* start Supplied data *
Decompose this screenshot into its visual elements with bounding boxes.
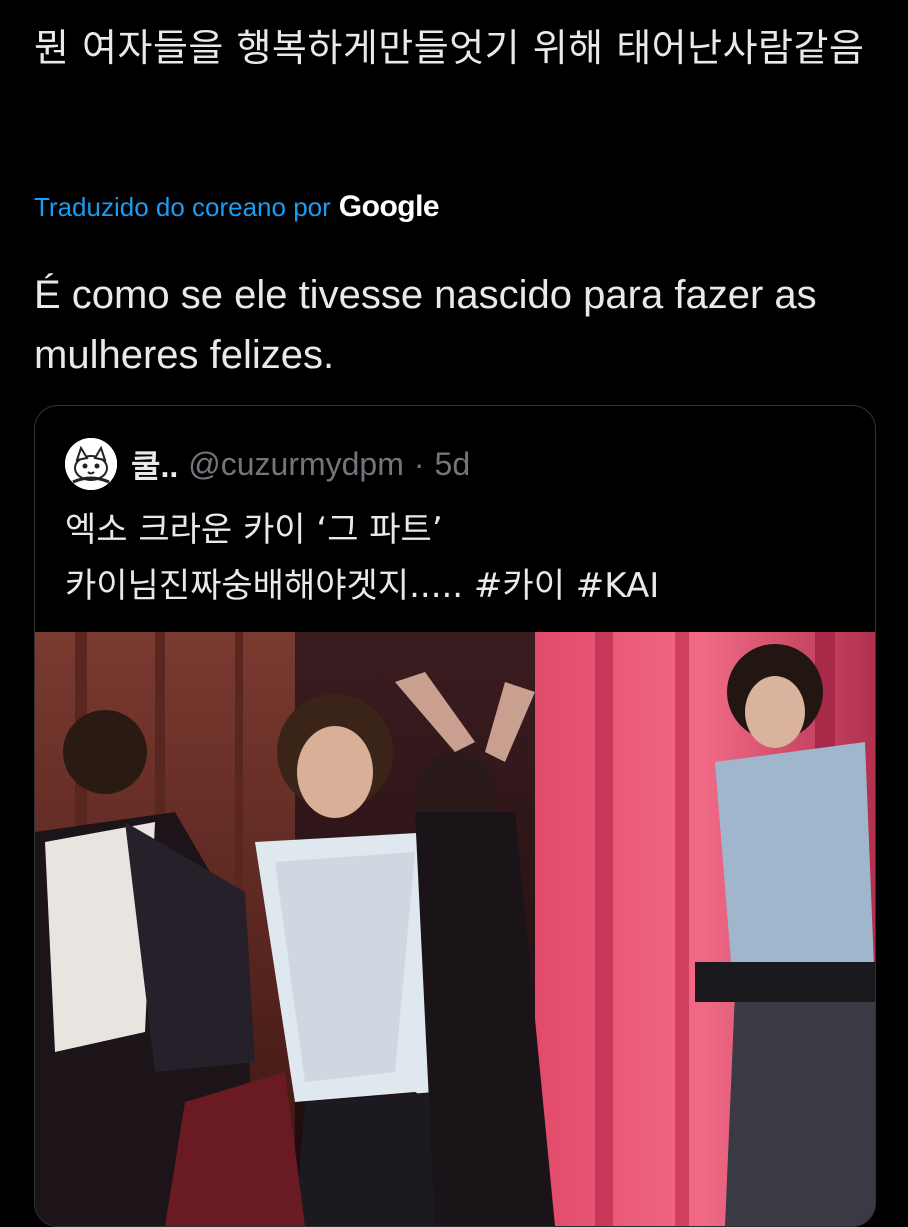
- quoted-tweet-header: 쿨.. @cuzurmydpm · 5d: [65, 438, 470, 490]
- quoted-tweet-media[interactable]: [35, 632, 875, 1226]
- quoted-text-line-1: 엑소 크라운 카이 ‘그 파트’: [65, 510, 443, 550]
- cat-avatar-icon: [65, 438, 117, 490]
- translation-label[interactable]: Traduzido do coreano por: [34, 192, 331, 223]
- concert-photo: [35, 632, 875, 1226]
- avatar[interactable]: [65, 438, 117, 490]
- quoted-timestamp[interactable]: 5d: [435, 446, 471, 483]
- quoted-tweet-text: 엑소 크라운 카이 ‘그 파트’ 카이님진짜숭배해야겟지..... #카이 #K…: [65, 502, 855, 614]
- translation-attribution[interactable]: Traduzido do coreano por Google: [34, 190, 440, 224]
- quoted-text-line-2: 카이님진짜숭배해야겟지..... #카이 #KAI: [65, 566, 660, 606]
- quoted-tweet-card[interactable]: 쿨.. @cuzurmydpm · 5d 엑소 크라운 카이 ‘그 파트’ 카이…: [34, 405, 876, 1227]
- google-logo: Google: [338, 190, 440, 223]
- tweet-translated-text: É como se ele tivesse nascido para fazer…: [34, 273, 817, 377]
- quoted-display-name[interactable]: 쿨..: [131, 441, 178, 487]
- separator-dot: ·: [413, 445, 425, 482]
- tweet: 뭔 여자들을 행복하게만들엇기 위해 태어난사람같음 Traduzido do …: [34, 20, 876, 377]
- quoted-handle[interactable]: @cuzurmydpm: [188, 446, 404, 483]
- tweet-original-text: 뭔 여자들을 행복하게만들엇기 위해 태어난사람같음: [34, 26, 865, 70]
* end Supplied data *
* start Supplied data *
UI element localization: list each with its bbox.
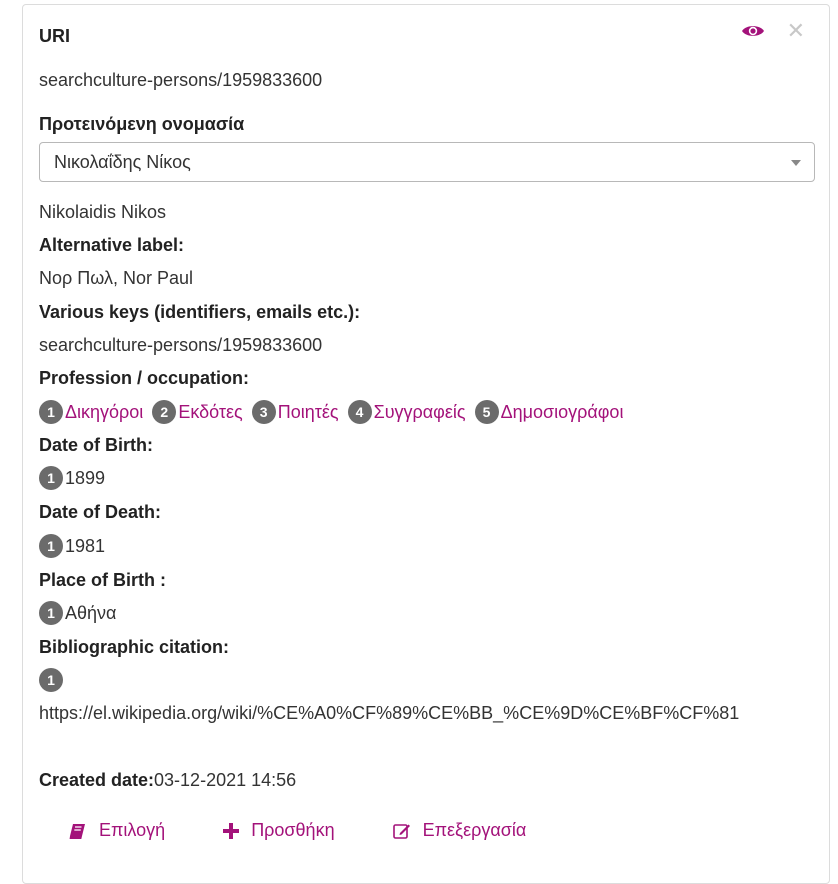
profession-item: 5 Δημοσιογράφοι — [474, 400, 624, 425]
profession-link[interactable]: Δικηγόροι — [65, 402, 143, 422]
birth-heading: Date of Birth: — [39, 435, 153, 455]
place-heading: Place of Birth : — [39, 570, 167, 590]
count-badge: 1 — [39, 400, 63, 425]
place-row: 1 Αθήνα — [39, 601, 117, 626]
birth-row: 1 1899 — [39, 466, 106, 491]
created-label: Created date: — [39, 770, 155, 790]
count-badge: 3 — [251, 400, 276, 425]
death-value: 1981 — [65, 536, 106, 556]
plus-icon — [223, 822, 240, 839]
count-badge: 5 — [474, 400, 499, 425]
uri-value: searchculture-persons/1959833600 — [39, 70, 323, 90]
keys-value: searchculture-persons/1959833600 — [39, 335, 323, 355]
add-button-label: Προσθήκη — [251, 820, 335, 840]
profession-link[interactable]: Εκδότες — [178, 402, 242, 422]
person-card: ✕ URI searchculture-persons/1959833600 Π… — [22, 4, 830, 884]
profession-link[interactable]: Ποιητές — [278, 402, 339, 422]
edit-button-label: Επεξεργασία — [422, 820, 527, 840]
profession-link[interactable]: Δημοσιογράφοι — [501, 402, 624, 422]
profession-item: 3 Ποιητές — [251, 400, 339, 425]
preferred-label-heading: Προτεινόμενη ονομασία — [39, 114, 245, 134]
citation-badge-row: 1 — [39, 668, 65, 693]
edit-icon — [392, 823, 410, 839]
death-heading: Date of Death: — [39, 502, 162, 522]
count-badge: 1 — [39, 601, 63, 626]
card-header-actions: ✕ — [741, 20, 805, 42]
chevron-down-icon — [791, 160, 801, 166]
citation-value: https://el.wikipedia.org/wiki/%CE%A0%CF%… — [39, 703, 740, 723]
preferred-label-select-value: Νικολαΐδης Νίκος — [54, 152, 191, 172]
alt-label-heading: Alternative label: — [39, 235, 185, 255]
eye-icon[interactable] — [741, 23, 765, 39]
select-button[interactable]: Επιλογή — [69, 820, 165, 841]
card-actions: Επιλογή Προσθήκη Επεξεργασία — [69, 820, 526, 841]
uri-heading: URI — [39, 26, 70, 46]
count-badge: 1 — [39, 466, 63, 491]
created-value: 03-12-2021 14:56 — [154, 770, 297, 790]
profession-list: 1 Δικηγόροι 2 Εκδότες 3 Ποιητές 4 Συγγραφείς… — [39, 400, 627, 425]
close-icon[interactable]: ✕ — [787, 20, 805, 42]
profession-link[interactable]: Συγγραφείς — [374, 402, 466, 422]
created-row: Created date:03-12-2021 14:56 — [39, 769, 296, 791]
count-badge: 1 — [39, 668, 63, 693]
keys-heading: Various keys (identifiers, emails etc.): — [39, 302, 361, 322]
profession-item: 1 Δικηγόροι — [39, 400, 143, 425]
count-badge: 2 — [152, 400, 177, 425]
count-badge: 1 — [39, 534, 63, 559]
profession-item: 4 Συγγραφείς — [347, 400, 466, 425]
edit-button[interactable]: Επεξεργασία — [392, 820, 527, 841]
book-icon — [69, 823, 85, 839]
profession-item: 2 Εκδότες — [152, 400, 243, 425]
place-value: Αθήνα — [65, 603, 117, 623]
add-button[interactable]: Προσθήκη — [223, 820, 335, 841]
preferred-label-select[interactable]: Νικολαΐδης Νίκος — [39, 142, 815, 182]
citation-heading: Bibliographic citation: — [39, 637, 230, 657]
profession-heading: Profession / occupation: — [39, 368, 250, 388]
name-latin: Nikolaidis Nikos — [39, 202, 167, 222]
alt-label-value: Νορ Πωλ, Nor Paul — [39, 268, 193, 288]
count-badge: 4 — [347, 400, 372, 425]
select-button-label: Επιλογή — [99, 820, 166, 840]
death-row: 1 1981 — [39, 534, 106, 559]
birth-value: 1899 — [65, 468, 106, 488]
* end Supplied data *
* start Supplied data *
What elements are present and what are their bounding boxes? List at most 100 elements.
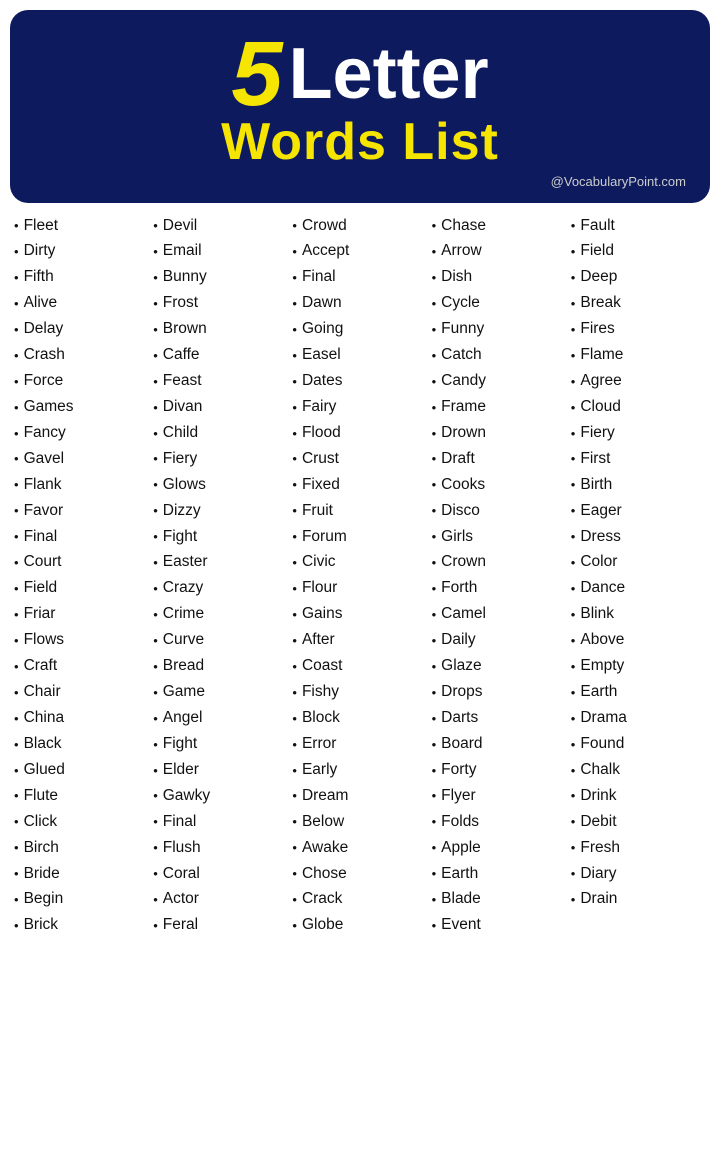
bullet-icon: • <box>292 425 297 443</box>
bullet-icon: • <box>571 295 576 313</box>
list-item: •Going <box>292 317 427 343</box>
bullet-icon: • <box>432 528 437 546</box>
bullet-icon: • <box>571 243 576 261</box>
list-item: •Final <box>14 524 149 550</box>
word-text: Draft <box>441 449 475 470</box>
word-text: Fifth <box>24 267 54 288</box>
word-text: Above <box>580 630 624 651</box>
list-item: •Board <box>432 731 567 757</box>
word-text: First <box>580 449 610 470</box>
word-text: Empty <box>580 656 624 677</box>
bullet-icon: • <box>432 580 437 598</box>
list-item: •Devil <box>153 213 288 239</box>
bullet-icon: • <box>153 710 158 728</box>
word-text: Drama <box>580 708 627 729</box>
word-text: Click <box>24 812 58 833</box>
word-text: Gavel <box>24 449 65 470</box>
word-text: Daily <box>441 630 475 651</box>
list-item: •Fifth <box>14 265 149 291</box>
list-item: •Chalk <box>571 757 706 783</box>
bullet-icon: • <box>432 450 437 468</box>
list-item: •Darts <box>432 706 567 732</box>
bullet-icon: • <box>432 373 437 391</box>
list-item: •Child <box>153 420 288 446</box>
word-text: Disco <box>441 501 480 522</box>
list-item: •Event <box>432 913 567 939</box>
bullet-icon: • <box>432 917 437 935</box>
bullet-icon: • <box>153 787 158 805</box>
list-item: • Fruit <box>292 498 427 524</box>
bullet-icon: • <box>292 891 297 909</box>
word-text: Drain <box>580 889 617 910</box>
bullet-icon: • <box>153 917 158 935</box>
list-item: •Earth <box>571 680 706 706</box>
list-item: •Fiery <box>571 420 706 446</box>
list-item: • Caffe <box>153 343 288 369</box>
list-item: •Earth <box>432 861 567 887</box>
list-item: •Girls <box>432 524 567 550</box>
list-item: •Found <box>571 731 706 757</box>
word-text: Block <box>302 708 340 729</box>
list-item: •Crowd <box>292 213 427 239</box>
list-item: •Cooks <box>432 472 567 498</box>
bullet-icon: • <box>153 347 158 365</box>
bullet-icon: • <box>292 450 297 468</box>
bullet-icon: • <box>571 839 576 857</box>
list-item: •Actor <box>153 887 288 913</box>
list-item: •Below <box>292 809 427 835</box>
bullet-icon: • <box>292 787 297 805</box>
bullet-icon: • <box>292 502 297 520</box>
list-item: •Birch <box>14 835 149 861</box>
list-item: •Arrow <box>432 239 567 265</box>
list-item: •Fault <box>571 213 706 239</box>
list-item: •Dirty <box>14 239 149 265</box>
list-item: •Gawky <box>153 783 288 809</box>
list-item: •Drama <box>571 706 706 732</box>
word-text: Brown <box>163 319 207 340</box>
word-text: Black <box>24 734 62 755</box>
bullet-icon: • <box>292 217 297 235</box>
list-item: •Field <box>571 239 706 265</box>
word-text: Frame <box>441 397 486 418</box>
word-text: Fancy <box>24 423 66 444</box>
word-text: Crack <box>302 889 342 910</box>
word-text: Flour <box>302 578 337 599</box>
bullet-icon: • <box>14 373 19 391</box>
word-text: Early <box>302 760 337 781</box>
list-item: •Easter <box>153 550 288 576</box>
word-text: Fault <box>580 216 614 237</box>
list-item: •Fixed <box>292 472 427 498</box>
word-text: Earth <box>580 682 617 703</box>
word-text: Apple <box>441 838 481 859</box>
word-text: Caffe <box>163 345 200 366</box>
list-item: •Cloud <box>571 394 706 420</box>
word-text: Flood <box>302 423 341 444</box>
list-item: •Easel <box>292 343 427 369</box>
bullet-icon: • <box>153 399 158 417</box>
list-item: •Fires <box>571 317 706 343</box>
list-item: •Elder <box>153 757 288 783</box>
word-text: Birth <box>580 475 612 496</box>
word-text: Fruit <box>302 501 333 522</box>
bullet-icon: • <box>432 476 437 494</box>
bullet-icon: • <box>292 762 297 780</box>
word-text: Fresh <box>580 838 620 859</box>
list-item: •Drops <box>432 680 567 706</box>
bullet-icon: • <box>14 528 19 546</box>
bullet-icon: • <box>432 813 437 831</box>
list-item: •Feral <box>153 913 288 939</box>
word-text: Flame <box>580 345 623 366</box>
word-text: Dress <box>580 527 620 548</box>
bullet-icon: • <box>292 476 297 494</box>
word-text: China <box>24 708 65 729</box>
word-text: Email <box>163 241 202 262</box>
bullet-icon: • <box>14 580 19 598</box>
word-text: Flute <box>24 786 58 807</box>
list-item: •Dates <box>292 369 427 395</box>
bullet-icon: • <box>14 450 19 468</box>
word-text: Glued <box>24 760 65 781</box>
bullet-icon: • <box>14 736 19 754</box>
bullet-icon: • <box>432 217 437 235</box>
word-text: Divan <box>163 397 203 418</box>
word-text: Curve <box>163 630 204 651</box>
* end Supplied data *
● What this task involves:
Rewrite the stretch of records from the line containing "profession-item: 5 Δημοσιογράφοι" through the line containing "profession-item: 3 Ποιητές" as a Markdown table with the columns Row and Entry. Number each line in Row, put the line in Entry, and skip blank lines.

● Exercise answer:
| Row | Entry |
|---|---|
| 1 | profession-item: 5 Δημοσιογράφοι — [474, 400, 624, 425] |
| 2 | profession-link[interactable]: Δικηγόροι — [65, 402, 143, 422] |
| 3 | birth-heading: Date of Birth: — [39, 435, 153, 455] |
| 4 | place-heading: Place of Birth : — [39, 570, 167, 590] |
| 5 | count-badge: 1 — [39, 400, 63, 425] |
| 6 | place-row: 1 Αθήνα — [39, 601, 117, 626] |
| 7 | birth-row: 1 1899 — [39, 466, 106, 491] |
| 8 | created-label: Created date: — [39, 770, 155, 790] |
| 9 | count-badge: 3 — [251, 400, 276, 425] |
| 10 | death-value: 1981 — [65, 536, 106, 556] |
| 11 | plus-icon — [223, 822, 240, 839] |
| 12 | count-badge: 5 — [474, 400, 499, 425] |
| 13 | uri-value: searchculture-persons/1959833600 — [39, 70, 323, 90] |
| 14 | keys-value: searchculture-persons/1959833600 — [39, 335, 323, 355] |
| 15 | add-button-label: Προσθήκη — [251, 820, 335, 840] |
| 16 | profession-link[interactable]: Εκδότες — [178, 402, 242, 422] |
| 17 | person-card: ✕ URI searchculture-persons/1959833600 Π… — [22, 4, 830, 884] |
| 18 | profession-link[interactable]: Ποιητές — [278, 402, 339, 422] |
| 19 | edit-button-label: Επεξεργασία — [422, 820, 527, 840] |
| 20 | profession-link[interactable]: Δημοσιογράφοι — [501, 402, 624, 422] |
| 21 | profession-item: 3 Ποιητές — [251, 400, 339, 425] |